*WHAT THIS TASK INVOLVES*: Count every line of the material that holds the string "name". Respond with the total only.

BEGIN GIVEN RECORDS

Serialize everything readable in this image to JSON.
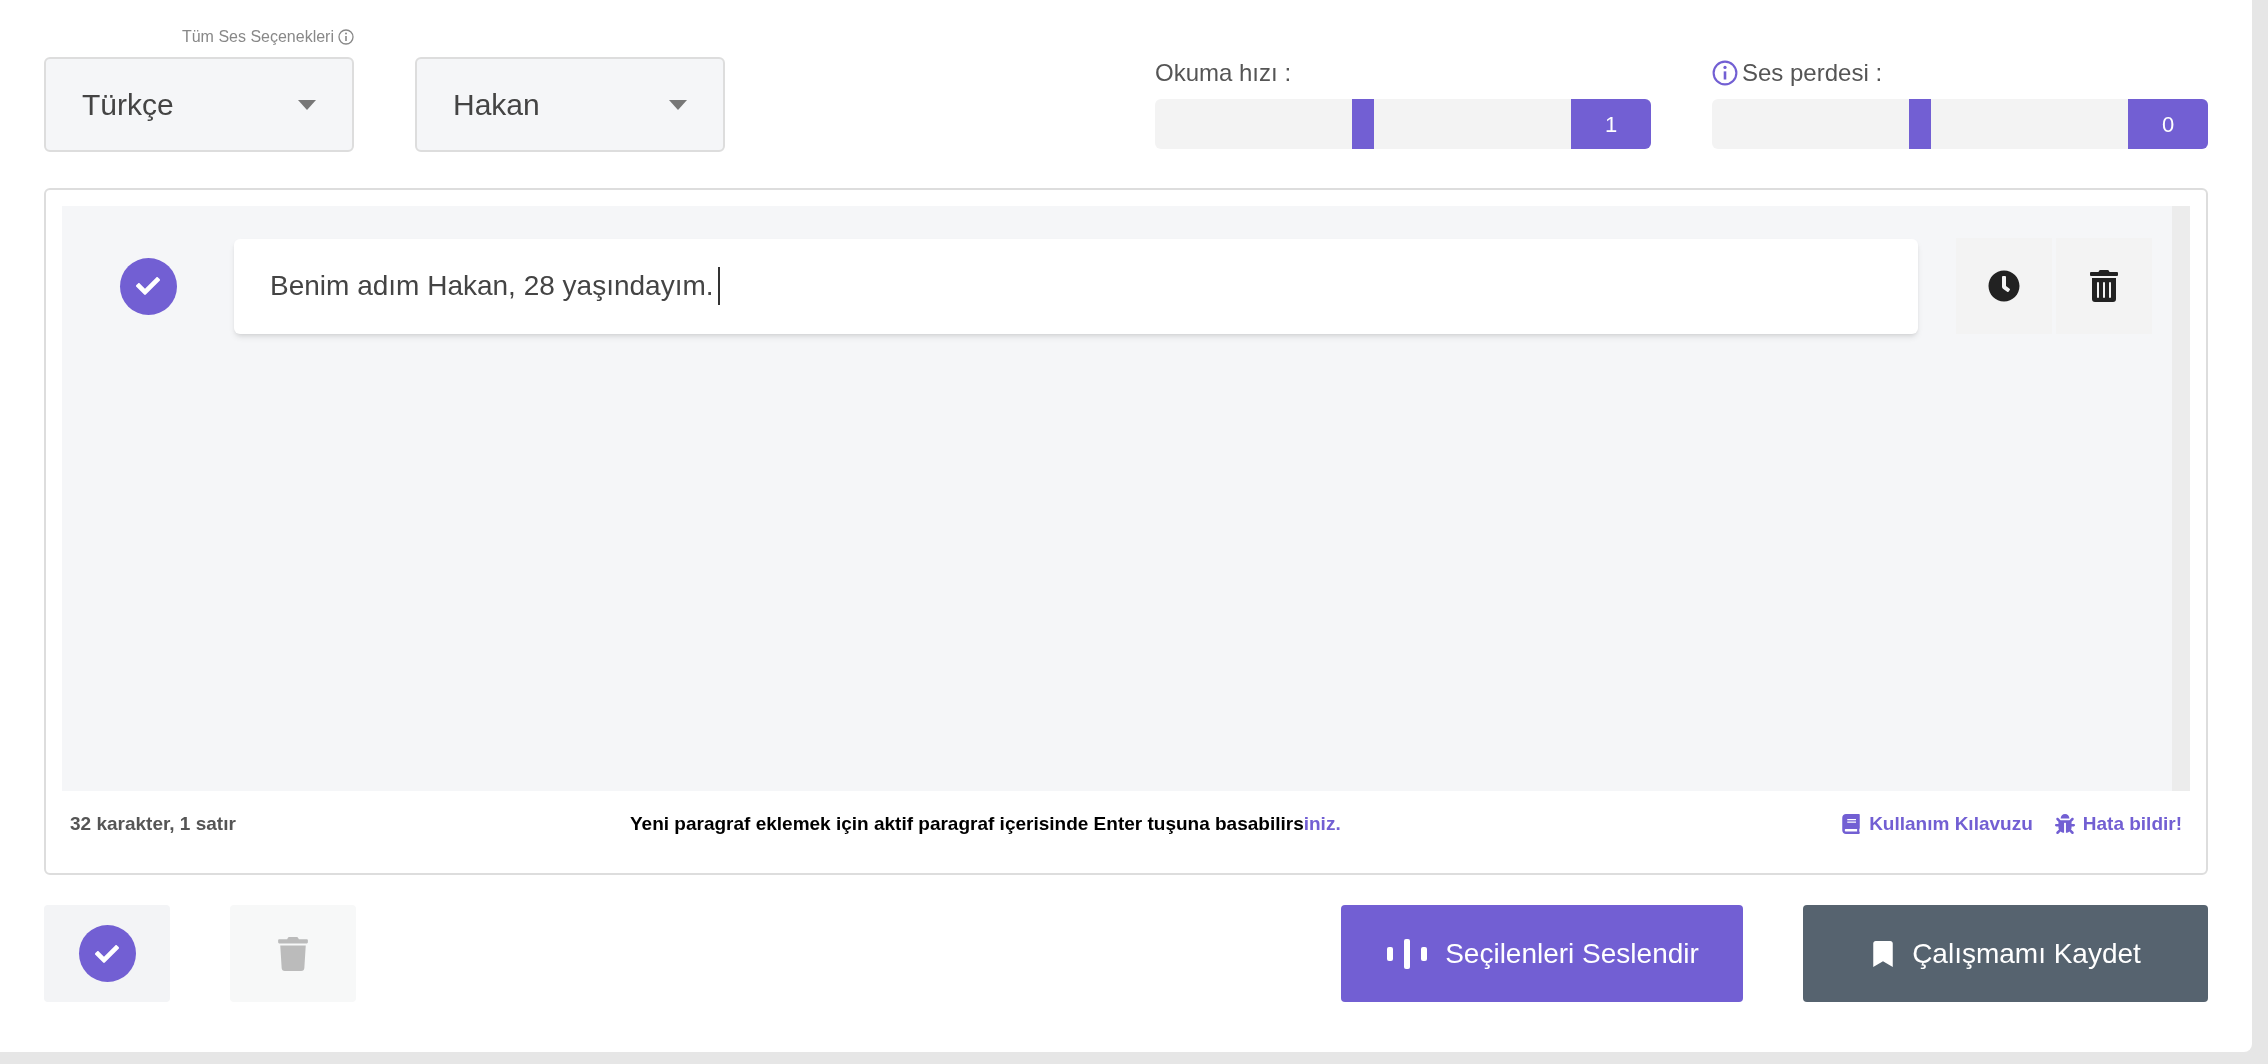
{
  "voice_options_label": "Tüm Ses Seçenekleri",
  "selects": [
    {
      "value": "Türkçe"
    },
    {
      "value": "Hakan"
    }
  ],
  "sliders": [
    {
      "label": "Okuma hızı :",
      "info": false,
      "level": 0.5,
      "reading": "1"
    },
    {
      "label": "Ses perdesi :",
      "info": true,
      "level": 0.5,
      "reading": "0"
    }
  ],
  "paragraphs": [
    {
      "text": "Benim adım Hakan, 28 yaşındayım.",
      "selected": true
    }
  ],
  "status": {
    "count": "32 karakter, 1 satır",
    "hint": "Yeni paragraf eklemek için aktif paragraf içerisinde Enter tuşuna basabilirs",
    "hint_tail": "iniz.",
    "links": [
      {
        "kind": "guide",
        "label": "Kullanım Kılavuzu"
      },
      {
        "kind": "bug",
        "label": "Hata bildir!"
      }
    ]
  },
  "actions": [
    {
      "kind": "speak",
      "label": "Seçilenleri Seslendir"
    },
    {
      "kind": "save",
      "label": "Çalışmamı Kaydet"
    }
  ]
}
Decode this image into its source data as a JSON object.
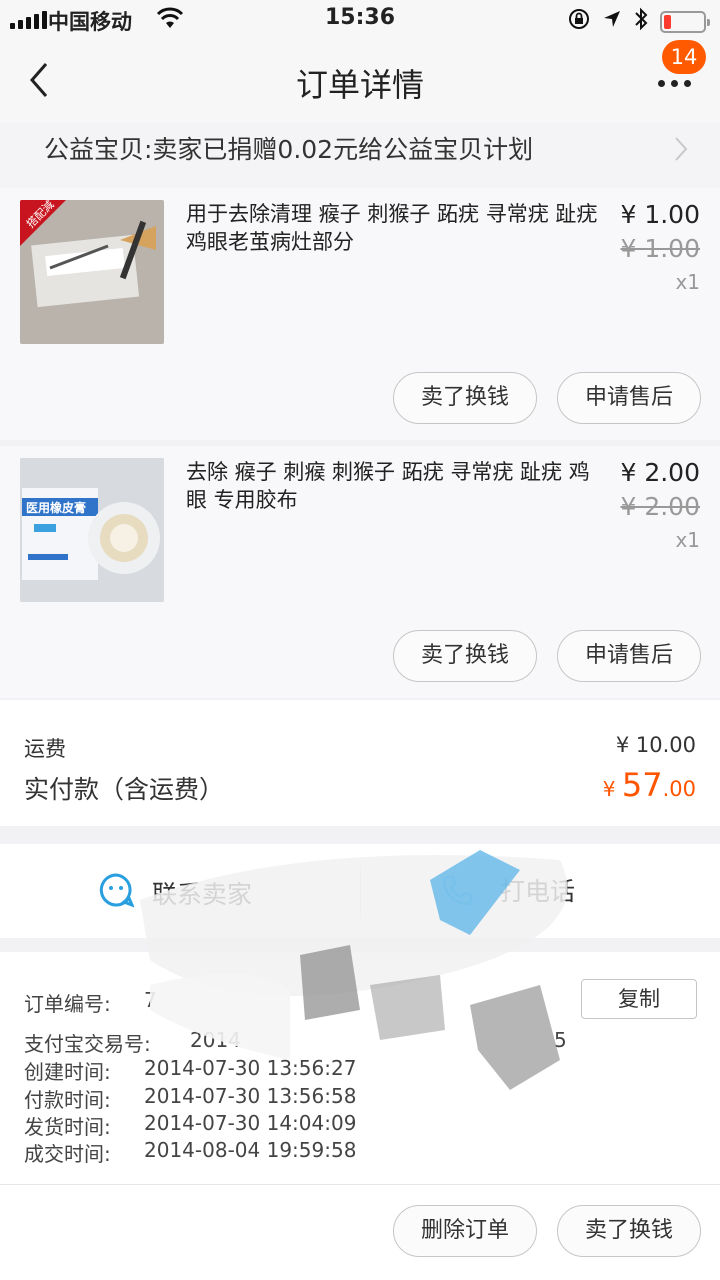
{
  "status_bar": {
    "carrier": "中国移动",
    "time": "15:36"
  },
  "nav": {
    "title": "订单详情",
    "badge": "14"
  },
  "charity": {
    "text": "公益宝贝:卖家已捐赠0.02元给公益宝贝计划"
  },
  "items": [
    {
      "name": "用于去除清理 瘊子 刺猴子 跖疣 寻常疣 趾疣 鸡眼老茧病灶部分",
      "price": "¥ 1.00",
      "original_price": "¥ 1.00",
      "quantity": "x1",
      "tag": "搭配減",
      "btn_sell": "卖了换钱",
      "btn_after_sale": "申请售后"
    },
    {
      "name": "去除 瘊子 刺瘊 刺猴子 跖疣 寻常疣 趾疣 鸡眼 专用胶布",
      "price": "¥ 2.00",
      "original_price": "¥ 2.00",
      "quantity": "x1",
      "box_text": "医用橡皮膏",
      "btn_sell": "卖了换钱",
      "btn_after_sale": "申请售后"
    }
  ],
  "totals": {
    "shipping_label": "运费",
    "shipping_value": "¥ 10.00",
    "paid_label": "实付款（含运费）",
    "paid_currency": "¥ ",
    "paid_integer": "57",
    "paid_decimal": ".00"
  },
  "contact": {
    "seller": "联系卖家",
    "call": "打电话"
  },
  "order_info": {
    "order_no_label": "订单编号:",
    "order_no_value": "7",
    "copy": "复制",
    "alipay_label": "支付宝交易号:",
    "alipay_value": "2014",
    "alipay_tail": "5",
    "created_label": "创建时间:",
    "created_value": "2014-07-30 13:56:27",
    "paid_label": "付款时间:",
    "paid_value": "2014-07-30 13:56:58",
    "shipped_label": "发货时间:",
    "shipped_value": "2014-07-30 14:04:09",
    "completed_label": "成交时间:",
    "completed_value": "2014-08-04 19:59:58"
  },
  "bottom": {
    "delete": "删除订单",
    "sell": "卖了换钱"
  },
  "colors": {
    "accent": "#ff5500",
    "badge": "#ff5a00",
    "scribble_blue": "#5ab4e8"
  }
}
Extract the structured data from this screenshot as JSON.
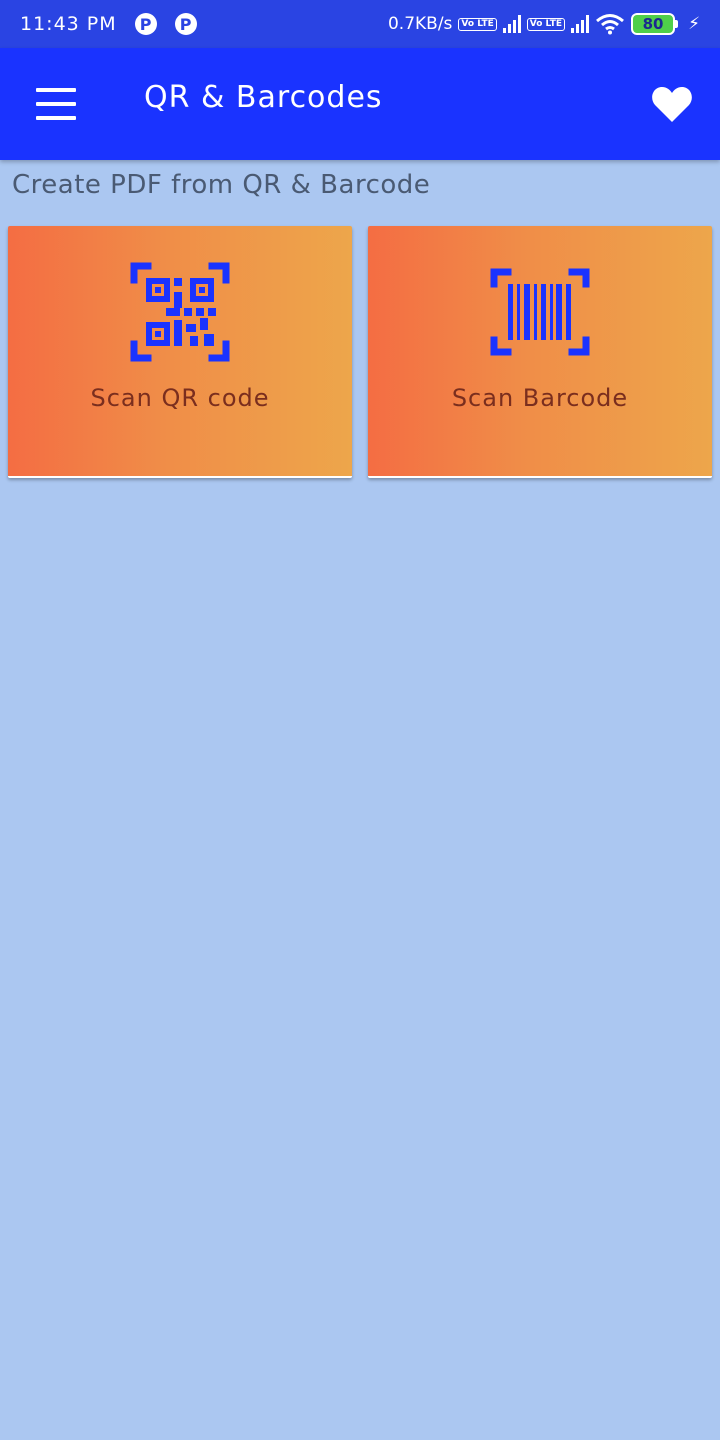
{
  "status_bar": {
    "time": "11:43 PM",
    "notif_icon_1": "P",
    "notif_icon_2": "P",
    "net_speed": "0.7KB/s",
    "volte_label": "Vo LTE",
    "battery_level": "80",
    "battery_color": "#4fcf4a"
  },
  "app_bar": {
    "title": "QR & Barcodes",
    "menu_icon": "hamburger-menu-icon",
    "favorite_icon": "heart-icon",
    "color": "#1a33ff"
  },
  "main": {
    "subtitle": "Create PDF from QR & Barcode",
    "cards": [
      {
        "label": "Scan QR code",
        "icon": "qr-code-scan-icon"
      },
      {
        "label": "Scan Barcode",
        "icon": "barcode-scan-icon"
      }
    ],
    "icon_color": "#1a33ff",
    "background": "#abc7f1"
  }
}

END GIVEN RECORDS

*EXERCISE RESPONSE*: 2